>> Begin

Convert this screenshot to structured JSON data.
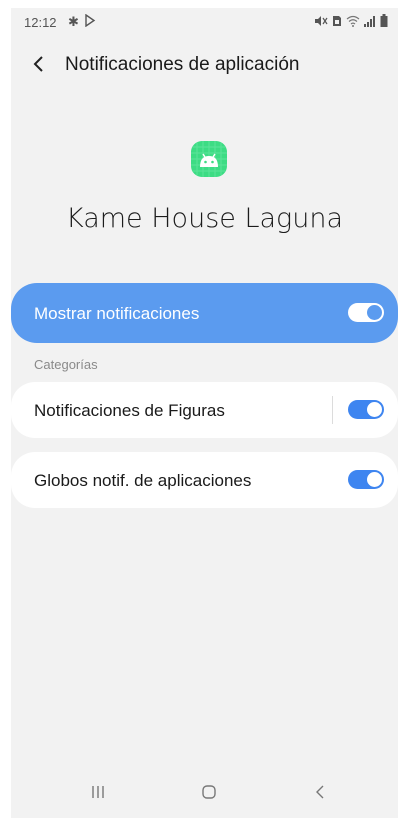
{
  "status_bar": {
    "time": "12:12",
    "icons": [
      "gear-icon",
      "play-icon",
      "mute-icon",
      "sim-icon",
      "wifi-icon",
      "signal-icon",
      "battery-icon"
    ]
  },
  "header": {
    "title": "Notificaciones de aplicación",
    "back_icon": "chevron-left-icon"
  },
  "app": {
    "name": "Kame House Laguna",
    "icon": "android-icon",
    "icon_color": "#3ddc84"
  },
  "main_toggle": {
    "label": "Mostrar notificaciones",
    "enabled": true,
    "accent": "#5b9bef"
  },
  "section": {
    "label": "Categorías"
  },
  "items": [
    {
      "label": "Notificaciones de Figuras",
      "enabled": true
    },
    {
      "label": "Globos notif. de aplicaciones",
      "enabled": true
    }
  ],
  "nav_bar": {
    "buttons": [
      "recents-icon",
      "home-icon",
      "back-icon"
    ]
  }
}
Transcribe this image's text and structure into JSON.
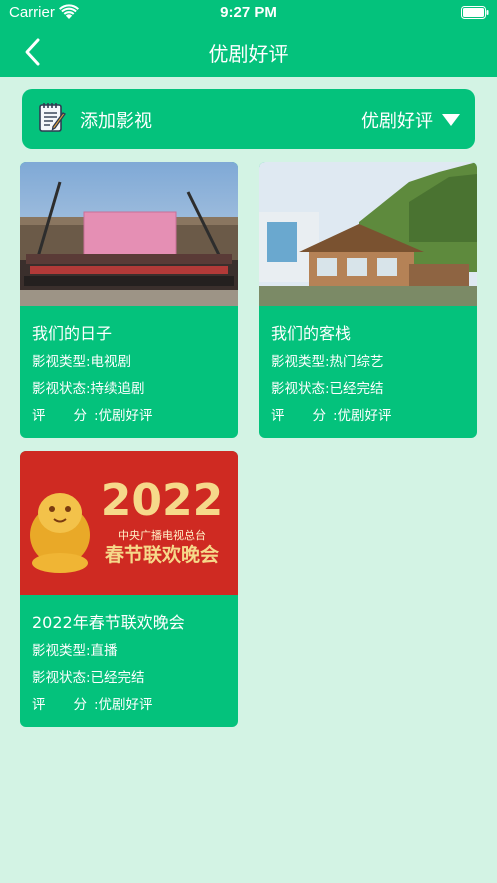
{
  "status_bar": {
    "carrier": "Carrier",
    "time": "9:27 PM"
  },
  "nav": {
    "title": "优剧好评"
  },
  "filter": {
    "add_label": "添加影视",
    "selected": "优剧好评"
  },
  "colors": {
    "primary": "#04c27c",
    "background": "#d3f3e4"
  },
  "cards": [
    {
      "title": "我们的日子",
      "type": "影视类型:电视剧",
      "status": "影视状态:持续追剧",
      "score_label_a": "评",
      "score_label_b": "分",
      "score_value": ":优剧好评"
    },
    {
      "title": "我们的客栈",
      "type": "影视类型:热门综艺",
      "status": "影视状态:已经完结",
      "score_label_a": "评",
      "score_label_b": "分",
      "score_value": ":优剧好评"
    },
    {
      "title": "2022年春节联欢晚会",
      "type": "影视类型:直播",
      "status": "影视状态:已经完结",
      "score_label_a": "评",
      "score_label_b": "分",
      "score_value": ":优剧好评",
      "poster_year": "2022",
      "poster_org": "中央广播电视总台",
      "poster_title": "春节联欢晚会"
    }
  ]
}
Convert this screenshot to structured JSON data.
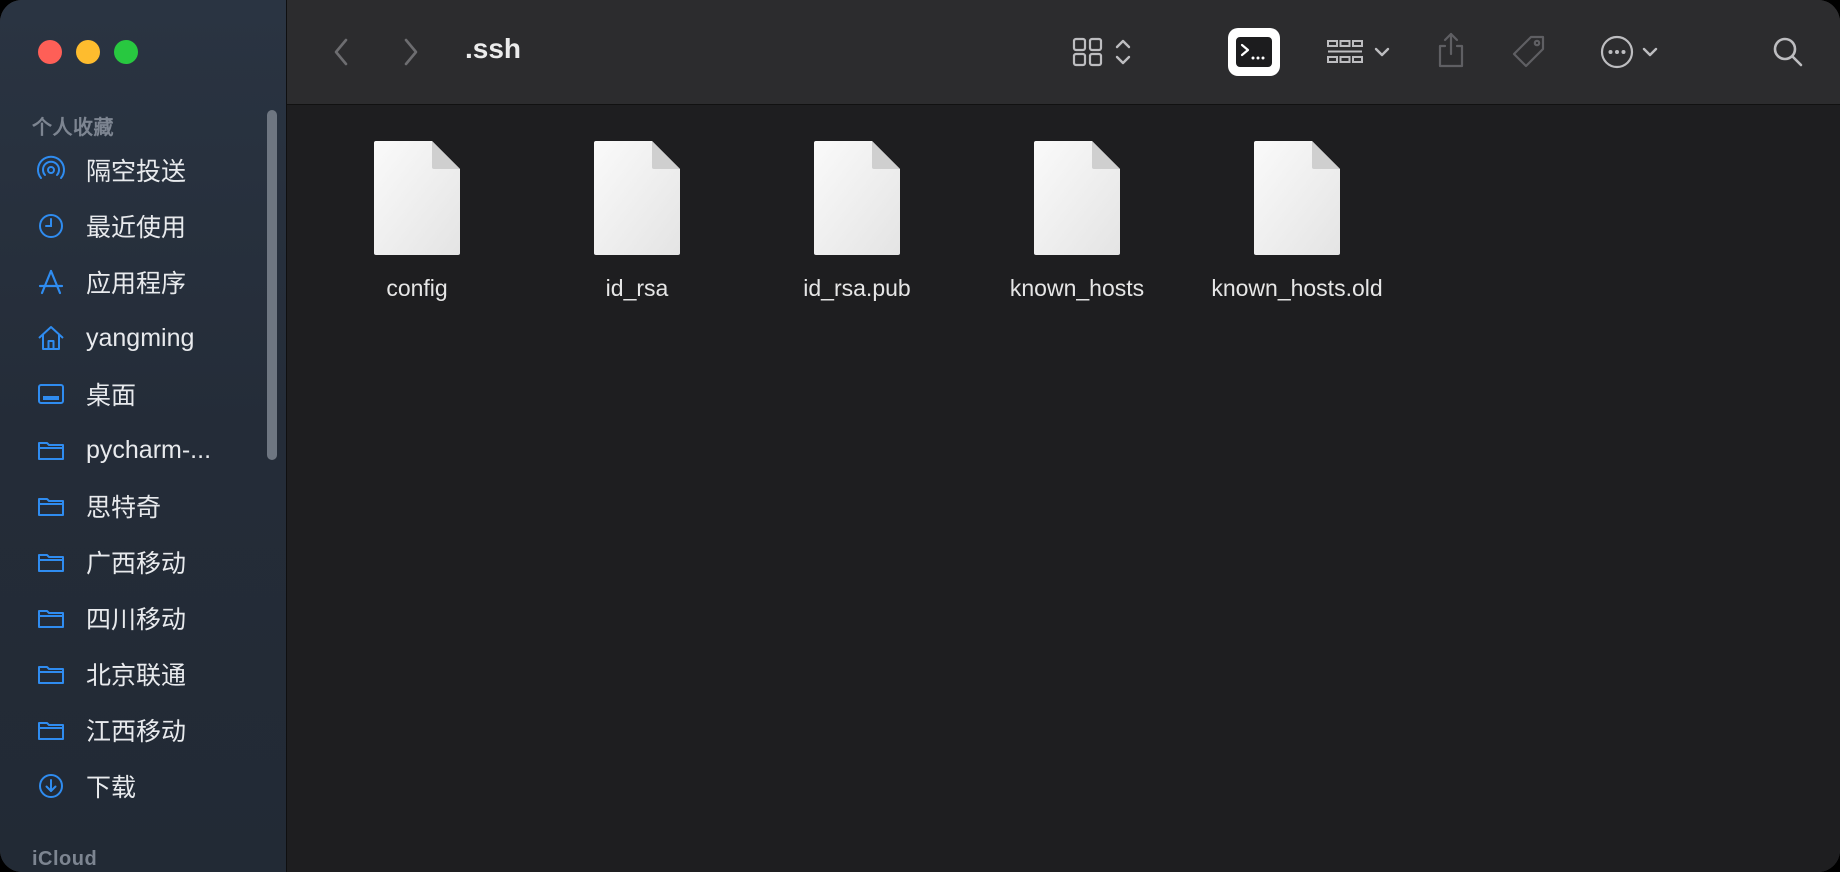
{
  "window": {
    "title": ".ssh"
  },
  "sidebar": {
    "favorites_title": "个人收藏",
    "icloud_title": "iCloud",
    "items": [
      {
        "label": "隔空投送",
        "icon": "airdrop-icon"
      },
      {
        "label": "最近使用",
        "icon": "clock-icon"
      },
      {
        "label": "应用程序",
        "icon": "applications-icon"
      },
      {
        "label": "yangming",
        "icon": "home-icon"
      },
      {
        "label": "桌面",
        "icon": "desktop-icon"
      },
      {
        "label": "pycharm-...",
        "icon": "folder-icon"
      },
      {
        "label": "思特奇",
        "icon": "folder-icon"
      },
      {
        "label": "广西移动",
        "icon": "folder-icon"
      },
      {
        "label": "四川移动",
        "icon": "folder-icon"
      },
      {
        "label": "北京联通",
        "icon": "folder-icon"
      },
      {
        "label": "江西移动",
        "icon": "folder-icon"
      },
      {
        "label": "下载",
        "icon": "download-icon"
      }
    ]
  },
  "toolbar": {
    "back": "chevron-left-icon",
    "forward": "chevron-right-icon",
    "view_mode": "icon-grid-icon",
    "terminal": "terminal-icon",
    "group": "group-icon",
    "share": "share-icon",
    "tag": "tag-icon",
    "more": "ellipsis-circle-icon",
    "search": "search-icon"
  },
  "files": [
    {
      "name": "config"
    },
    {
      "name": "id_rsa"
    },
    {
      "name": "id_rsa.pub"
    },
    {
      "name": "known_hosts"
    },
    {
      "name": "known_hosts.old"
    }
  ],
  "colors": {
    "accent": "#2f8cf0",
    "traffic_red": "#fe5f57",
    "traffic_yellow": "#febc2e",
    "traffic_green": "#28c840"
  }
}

>> End
>> Begin

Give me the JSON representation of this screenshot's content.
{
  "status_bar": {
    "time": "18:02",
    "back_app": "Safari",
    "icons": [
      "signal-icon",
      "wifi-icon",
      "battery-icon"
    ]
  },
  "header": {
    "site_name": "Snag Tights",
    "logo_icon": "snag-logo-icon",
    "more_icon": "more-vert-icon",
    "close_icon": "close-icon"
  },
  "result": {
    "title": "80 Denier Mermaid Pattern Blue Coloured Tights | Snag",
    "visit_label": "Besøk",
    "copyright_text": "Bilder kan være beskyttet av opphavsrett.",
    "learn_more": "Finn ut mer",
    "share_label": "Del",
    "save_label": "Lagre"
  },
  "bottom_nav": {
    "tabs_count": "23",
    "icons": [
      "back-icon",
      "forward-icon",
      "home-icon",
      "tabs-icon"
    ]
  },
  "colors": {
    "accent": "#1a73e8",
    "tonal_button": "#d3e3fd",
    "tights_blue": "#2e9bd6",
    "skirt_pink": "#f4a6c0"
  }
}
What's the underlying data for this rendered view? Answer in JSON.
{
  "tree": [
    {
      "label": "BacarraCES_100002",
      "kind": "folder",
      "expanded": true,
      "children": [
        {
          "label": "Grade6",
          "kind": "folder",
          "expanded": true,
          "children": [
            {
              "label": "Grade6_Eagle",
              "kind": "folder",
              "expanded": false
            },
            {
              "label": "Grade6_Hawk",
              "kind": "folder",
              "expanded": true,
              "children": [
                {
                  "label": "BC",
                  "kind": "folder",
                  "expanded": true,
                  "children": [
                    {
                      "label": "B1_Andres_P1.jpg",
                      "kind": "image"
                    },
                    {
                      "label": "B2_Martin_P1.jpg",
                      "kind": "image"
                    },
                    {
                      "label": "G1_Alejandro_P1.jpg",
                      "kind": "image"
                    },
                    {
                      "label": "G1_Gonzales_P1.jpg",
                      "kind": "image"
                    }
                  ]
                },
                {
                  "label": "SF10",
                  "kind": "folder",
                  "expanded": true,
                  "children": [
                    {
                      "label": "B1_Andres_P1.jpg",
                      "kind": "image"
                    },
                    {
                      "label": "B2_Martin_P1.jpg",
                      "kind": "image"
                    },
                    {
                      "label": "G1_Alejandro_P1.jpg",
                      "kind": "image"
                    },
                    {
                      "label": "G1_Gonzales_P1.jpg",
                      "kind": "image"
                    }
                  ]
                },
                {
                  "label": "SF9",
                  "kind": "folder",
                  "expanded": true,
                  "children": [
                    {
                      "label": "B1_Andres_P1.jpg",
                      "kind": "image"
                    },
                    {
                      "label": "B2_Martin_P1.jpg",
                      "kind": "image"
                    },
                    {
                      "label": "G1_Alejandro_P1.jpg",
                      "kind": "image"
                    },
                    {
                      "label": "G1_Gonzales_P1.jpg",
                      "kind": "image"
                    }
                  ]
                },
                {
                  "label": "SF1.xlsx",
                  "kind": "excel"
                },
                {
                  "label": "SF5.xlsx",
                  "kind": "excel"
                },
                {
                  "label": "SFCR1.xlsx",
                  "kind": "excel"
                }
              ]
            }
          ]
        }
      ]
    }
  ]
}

>> End
>> Begin

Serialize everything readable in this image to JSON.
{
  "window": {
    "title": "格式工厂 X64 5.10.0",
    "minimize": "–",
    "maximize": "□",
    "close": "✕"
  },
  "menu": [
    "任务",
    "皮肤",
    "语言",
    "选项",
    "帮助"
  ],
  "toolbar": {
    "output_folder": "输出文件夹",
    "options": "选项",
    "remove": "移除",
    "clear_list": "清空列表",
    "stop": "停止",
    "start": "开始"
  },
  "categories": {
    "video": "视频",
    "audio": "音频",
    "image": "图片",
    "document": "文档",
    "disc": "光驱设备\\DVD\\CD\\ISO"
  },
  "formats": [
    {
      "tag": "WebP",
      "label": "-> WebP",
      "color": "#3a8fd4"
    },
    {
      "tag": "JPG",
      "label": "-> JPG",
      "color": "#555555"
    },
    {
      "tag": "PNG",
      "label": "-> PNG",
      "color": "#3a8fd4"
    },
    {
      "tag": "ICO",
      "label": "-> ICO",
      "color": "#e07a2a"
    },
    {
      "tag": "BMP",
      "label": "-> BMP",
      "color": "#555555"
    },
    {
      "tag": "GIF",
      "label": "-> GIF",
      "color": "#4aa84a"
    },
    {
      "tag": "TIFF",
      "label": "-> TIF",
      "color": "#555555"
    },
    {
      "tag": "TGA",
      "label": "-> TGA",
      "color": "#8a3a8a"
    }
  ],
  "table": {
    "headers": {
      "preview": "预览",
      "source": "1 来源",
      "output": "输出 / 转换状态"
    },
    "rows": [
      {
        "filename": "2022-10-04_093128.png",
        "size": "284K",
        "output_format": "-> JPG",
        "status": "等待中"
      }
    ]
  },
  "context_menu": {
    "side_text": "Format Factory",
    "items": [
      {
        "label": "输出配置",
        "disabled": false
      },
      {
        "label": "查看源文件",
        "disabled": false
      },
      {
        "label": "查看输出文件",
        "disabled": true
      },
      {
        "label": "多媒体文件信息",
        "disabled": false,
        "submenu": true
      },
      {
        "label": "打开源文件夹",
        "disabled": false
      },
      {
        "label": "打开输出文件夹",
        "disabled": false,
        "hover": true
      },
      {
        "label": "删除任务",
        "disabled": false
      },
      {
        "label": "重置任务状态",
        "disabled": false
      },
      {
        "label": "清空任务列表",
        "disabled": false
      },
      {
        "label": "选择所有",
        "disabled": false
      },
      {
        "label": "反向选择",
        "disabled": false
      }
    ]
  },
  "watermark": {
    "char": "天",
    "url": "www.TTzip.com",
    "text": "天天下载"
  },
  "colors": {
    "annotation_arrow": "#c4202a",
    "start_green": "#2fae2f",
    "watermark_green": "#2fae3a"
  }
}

>> End

## WHAT YOU SHOULD DO
Write only the number of lines in the records that include the word "this".

## SOLVED EXERCISE
6